## [RECORDS PROVIDED]
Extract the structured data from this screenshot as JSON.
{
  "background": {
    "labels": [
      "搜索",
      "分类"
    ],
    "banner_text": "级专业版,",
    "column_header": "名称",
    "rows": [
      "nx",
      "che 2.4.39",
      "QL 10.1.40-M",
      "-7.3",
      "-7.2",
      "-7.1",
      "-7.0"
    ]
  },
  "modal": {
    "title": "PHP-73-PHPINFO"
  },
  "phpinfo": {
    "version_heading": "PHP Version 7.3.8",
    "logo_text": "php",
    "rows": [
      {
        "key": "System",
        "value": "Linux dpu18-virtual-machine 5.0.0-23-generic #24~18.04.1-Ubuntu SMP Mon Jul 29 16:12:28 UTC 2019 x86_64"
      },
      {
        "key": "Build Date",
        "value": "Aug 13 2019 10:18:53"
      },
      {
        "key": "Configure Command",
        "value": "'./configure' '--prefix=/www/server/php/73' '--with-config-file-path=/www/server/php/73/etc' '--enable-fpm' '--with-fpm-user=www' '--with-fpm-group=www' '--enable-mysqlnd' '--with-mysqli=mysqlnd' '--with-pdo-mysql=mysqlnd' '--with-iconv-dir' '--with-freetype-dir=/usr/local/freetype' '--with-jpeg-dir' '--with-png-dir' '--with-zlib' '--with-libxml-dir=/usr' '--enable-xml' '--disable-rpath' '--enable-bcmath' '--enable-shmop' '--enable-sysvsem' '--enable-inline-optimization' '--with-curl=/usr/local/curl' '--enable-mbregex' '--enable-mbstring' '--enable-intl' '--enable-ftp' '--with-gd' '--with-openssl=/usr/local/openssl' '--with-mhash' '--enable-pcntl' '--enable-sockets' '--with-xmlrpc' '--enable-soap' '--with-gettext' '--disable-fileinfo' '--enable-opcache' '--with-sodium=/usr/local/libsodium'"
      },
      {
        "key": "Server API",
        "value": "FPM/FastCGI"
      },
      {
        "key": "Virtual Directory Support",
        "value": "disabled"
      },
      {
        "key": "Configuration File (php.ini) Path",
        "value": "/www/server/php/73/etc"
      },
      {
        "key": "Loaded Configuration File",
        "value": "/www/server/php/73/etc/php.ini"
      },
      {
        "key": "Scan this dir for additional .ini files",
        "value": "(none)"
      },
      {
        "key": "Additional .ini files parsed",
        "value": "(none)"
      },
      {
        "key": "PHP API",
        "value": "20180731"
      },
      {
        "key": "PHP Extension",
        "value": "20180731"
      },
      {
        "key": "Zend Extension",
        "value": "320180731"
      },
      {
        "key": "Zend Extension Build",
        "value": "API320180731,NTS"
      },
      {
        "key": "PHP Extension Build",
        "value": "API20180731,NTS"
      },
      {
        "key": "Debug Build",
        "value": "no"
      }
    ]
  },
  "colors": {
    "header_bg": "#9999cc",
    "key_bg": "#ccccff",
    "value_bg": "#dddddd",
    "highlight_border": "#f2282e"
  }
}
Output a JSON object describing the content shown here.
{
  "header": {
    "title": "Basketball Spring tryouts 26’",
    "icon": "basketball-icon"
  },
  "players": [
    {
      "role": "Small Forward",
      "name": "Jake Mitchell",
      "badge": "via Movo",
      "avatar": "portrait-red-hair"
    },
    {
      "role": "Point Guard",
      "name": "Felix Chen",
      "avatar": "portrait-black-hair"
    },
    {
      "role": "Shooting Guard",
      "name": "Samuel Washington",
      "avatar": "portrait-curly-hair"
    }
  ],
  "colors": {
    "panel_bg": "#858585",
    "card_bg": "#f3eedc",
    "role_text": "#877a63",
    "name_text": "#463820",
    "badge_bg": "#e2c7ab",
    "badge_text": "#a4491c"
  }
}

## [AIM]
Above are the records; copy all of them exactly.

## [SOLUTION FOR THIS EXERCISE]
Extract the structured data from this screenshot as JSON.
{
  "background": {
    "labels": [
      "搜索",
      "分类"
    ],
    "banner_text": "级专业版,",
    "column_header": "名称",
    "rows": [
      "nx",
      "che 2.4.39",
      "QL 10.1.40-M",
      "-7.3",
      "-7.2",
      "-7.1",
      "-7.0"
    ]
  },
  "modal": {
    "title": "PHP-73-PHPINFO"
  },
  "phpinfo": {
    "version_heading": "PHP Version 7.3.8",
    "logo_text": "php",
    "rows": [
      {
        "key": "System",
        "value": "Linux dpu18-virtual-machine 5.0.0-23-generic #24~18.04.1-Ubuntu SMP Mon Jul 29 16:12:28 UTC 2019 x86_64"
      },
      {
        "key": "Build Date",
        "value": "Aug 13 2019 10:18:53"
      },
      {
        "key": "Configure Command",
        "value": "'./configure' '--prefix=/www/server/php/73' '--with-config-file-path=/www/server/php/73/etc' '--enable-fpm' '--with-fpm-user=www' '--with-fpm-group=www' '--enable-mysqlnd' '--with-mysqli=mysqlnd' '--with-pdo-mysql=mysqlnd' '--with-iconv-dir' '--with-freetype-dir=/usr/local/freetype' '--with-jpeg-dir' '--with-png-dir' '--with-zlib' '--with-libxml-dir=/usr' '--enable-xml' '--disable-rpath' '--enable-bcmath' '--enable-shmop' '--enable-sysvsem' '--enable-inline-optimization' '--with-curl=/usr/local/curl' '--enable-mbregex' '--enable-mbstring' '--enable-intl' '--enable-ftp' '--with-gd' '--with-openssl=/usr/local/openssl' '--with-mhash' '--enable-pcntl' '--enable-sockets' '--with-xmlrpc' '--enable-soap' '--with-gettext' '--disable-fileinfo' '--enable-opcache' '--with-sodium=/usr/local/libsodium'"
      },
      {
        "key": "Server API",
        "value": "FPM/FastCGI"
      },
      {
        "key": "Virtual Directory Support",
        "value": "disabled"
      },
      {
        "key": "Configuration File (php.ini) Path",
        "value": "/www/server/php/73/etc"
      },
      {
        "key": "Loaded Configuration File",
        "value": "/www/server/php/73/etc/php.ini"
      },
      {
        "key": "Scan this dir for additional .ini files",
        "value": "(none)"
      },
      {
        "key": "Additional .ini files parsed",
        "value": "(none)"
      },
      {
        "key": "PHP API",
        "value": "20180731"
      },
      {
        "key": "PHP Extension",
        "value": "20180731"
      },
      {
        "key": "Zend Extension",
        "value": "320180731"
      },
      {
        "key": "Zend Extension Build",
        "value": "API320180731,NTS"
      },
      {
        "key": "PHP Extension Build",
        "value": "API20180731,NTS"
      },
      {
        "key": "Debug Build",
        "value": "no"
      }
    ]
  },
  "colors": {
    "header_bg": "#9999cc",
    "key_bg": "#ccccff",
    "value_bg": "#dddddd",
    "highlight_border": "#f2282e"
  }
}
Output a JSON object describing the content shown here.
{
  "header": {
    "title": "Basketball Spring tryouts 26’",
    "icon": "basketball-icon"
  },
  "players": [
    {
      "role": "Small Forward",
      "name": "Jake Mitchell",
      "badge": "via Movo",
      "avatar": "portrait-red-hair"
    },
    {
      "role": "Point Guard",
      "name": "Felix Chen",
      "avatar": "portrait-black-hair"
    },
    {
      "role": "Shooting Guard",
      "name": "Samuel Washington",
      "avatar": "portrait-curly-hair"
    }
  ],
  "colors": {
    "panel_bg": "#858585",
    "card_bg": "#f3eedc",
    "role_text": "#877a63",
    "name_text": "#463820",
    "badge_bg": "#e2c7ab",
    "badge_text": "#a4491c"
  }
}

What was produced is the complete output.